[Raw data]:
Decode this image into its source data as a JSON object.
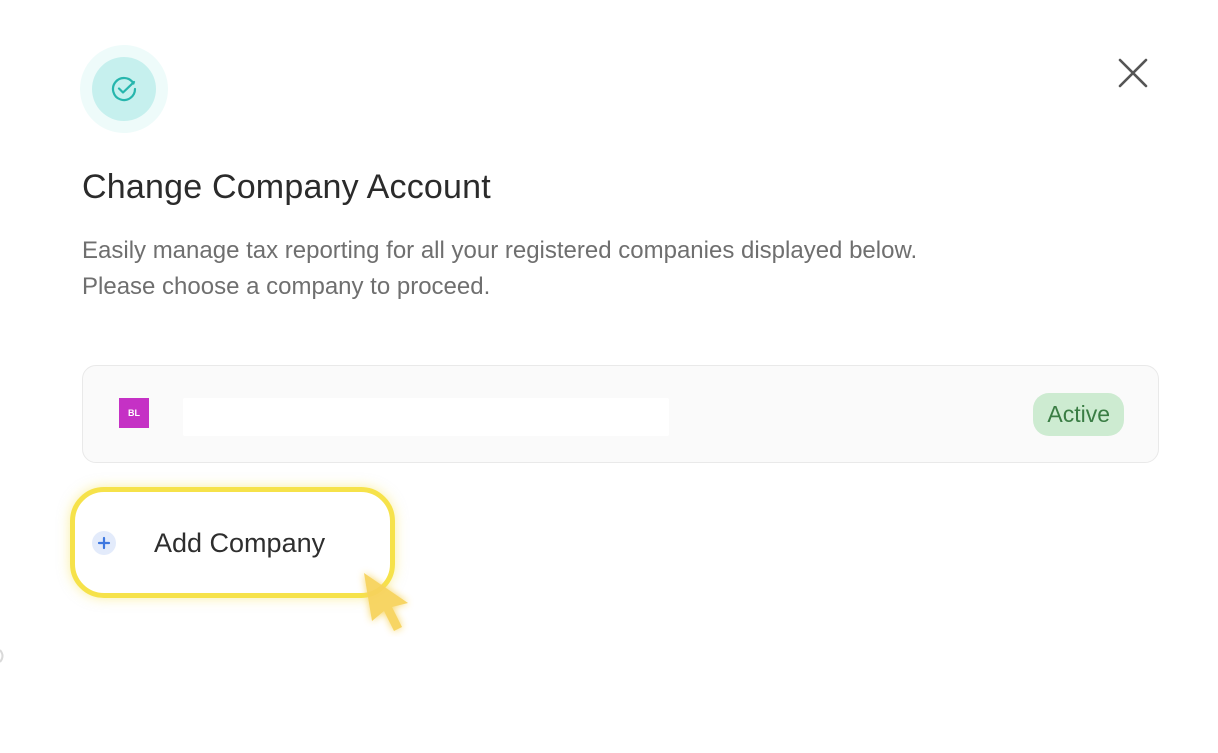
{
  "modal": {
    "header_icon": "check-circle-icon",
    "close_icon": "close-icon",
    "title": "Change Company Account",
    "description_line1": "Easily manage tax reporting for all your registered companies displayed below.",
    "description_line2": "Please choose a company to proceed."
  },
  "companies": [
    {
      "initials": "BL",
      "name": "",
      "status": "Active",
      "avatar_color": "#c531c5",
      "status_color": "#3a7d44",
      "status_bg": "#cdebd1"
    }
  ],
  "add_company": {
    "label": "Add Company",
    "icon": "plus-circle-icon"
  },
  "colors": {
    "accent_teal": "#27b6ad",
    "highlight_yellow": "#f6e24a",
    "add_icon_blue": "#3f78e0"
  }
}
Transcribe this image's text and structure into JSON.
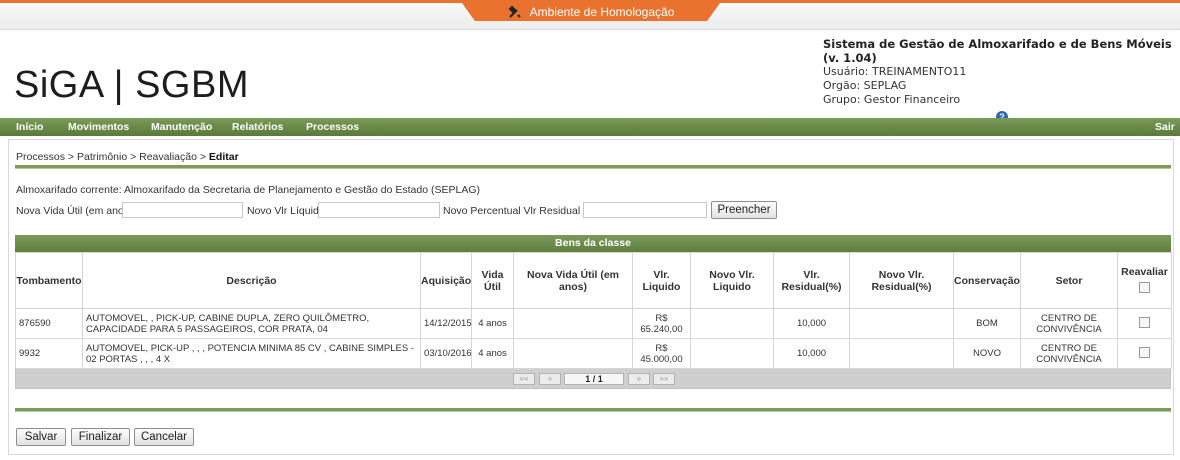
{
  "environment": {
    "label": "Ambiente de Homologação",
    "icon": "tools-icon"
  },
  "logo": {
    "text": "SiGA | SGBM"
  },
  "system": {
    "title": "Sistema de Gestão de Almoxarifado e de Bens Móveis (v. 1.04)",
    "user": "Usuário: TREINAMENTO11",
    "org": "Orgão: SEPLAG",
    "group": "Grupo: Gestor Financeiro",
    "help_icon": "help-icon"
  },
  "menu": {
    "items": [
      "Início",
      "Movimentos",
      "Manutenção",
      "Relatórios",
      "Processos"
    ],
    "logout": "Sair"
  },
  "breadcrumb": {
    "path": "Processos  > Patrimônio  >  Reavaliação  >",
    "current": "Editar"
  },
  "form": {
    "almoxarifado": "Almoxarifado corrente: Almoxarifado da Secretaria de Planejamento e Gestão do Estado (SEPLAG)",
    "vida_util_label": "Nova Vida Útil (em anos):",
    "vlr_liquido_label": "Novo Vlr Líquido:",
    "perc_residual_label": "Novo Percentual Vlr Residual (%):",
    "vida_util_value": "",
    "vlr_liquido_value": "",
    "perc_residual_value": "",
    "fill_button": "Preencher"
  },
  "table": {
    "caption": "Bens da classe",
    "columns": [
      "Tombamento",
      "Descrição",
      "Aquisição",
      "Vida Útil",
      "Nova Vida Útil (em anos)",
      "Vlr. Liquido",
      "Novo Vlr. Liquido",
      "Vlr. Residual(%)",
      "Novo Vlr. Residual(%)",
      "Conservação",
      "Setor",
      "Reavaliar"
    ],
    "rows": [
      {
        "tombamento": "876590",
        "descricao": "AUTOMOVEL, , PICK-UP, CABINE DUPLA, ZERO QUILÔMETRO, CAPACIDADE PARA 5 PASSAGEIROS, COR PRATA, 04",
        "aquisicao": "14/12/2015",
        "vida_util": "4 anos",
        "nova_vida_util": "",
        "vlr_liquido_currency": "R$",
        "vlr_liquido": "65.240,00",
        "novo_vlr_liquido": "",
        "vlr_residual": "10,000",
        "novo_vlr_residual": "",
        "conservacao": "BOM",
        "setor_1": "CENTRO DE",
        "setor_2": "CONVIVÊNCIA"
      },
      {
        "tombamento": "9932",
        "descricao": "AUTOMOVEL, PICK-UP , , , POTENCIA MINIMA 85 CV , CABINE SIMPLES - 02 PORTAS , , , 4 X",
        "aquisicao": "03/10/2016",
        "vida_util": "4 anos",
        "nova_vida_util": "",
        "vlr_liquido_currency": "R$",
        "vlr_liquido": "45.000,00",
        "novo_vlr_liquido": "",
        "vlr_residual": "10,000",
        "novo_vlr_residual": "",
        "conservacao": "NOVO",
        "setor_1": "CENTRO DE",
        "setor_2": "CONVIVÊNCIA"
      }
    ],
    "pager": {
      "first": "««",
      "prev": "«",
      "info": "1 / 1",
      "next": "»",
      "last": "»»"
    }
  },
  "actions": {
    "save": "Salvar",
    "finalize": "Finalizar",
    "cancel": "Cancelar"
  }
}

[Task goal]: Find the lines holding "text" and list every one.

[Result of this task]:
Transcribe this image's text and structure into JSON.
    "text": "SiGA | SGBM"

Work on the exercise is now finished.